* [Exercise aim] Identify each line containing the word "запросы" and copy it.

* [Data shown]
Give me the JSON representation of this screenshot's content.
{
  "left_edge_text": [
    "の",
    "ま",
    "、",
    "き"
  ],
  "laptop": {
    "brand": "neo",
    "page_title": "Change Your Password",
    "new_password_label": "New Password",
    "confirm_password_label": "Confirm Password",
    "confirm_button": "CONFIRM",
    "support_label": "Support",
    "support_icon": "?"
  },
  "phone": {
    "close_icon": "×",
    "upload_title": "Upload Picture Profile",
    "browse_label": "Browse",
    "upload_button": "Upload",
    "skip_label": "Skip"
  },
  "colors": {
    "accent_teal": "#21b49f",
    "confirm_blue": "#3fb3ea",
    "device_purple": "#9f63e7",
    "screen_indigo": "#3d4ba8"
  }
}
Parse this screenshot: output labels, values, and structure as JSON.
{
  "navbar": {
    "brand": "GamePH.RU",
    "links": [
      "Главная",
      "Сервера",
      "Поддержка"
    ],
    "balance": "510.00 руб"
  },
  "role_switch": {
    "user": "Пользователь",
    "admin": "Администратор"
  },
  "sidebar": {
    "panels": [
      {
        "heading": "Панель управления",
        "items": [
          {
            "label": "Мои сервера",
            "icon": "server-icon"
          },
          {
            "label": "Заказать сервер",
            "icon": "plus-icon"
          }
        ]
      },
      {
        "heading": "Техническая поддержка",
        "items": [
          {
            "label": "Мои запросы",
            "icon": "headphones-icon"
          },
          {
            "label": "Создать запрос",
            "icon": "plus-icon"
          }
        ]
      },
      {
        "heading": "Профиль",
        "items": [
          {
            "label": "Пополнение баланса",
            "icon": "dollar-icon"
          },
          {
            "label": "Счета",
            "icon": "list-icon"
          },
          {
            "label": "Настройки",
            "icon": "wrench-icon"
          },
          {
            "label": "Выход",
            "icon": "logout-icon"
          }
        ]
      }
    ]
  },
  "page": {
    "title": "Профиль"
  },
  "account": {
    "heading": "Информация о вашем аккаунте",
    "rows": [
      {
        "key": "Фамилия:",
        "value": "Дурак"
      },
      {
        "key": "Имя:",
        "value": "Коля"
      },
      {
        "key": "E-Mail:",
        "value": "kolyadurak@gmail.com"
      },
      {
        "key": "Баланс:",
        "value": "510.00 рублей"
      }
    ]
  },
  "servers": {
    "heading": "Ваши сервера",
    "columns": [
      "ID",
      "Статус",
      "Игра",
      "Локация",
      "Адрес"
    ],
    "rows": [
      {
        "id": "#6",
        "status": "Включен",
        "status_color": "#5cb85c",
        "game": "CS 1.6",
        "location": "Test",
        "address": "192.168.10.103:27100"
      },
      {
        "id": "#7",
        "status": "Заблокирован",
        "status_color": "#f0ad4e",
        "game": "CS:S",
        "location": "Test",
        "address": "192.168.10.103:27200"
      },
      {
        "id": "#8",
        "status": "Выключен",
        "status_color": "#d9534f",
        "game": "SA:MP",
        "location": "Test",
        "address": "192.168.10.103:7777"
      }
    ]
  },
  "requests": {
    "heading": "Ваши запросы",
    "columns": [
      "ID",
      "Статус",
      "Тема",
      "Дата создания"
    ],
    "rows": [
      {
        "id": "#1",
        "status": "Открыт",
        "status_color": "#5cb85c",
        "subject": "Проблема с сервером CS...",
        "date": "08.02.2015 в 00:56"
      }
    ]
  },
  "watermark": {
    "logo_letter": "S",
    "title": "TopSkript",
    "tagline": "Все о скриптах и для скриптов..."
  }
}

* [Output for this exercise]
            "label": "Мои запросы",
    "heading": "Ваши запросы",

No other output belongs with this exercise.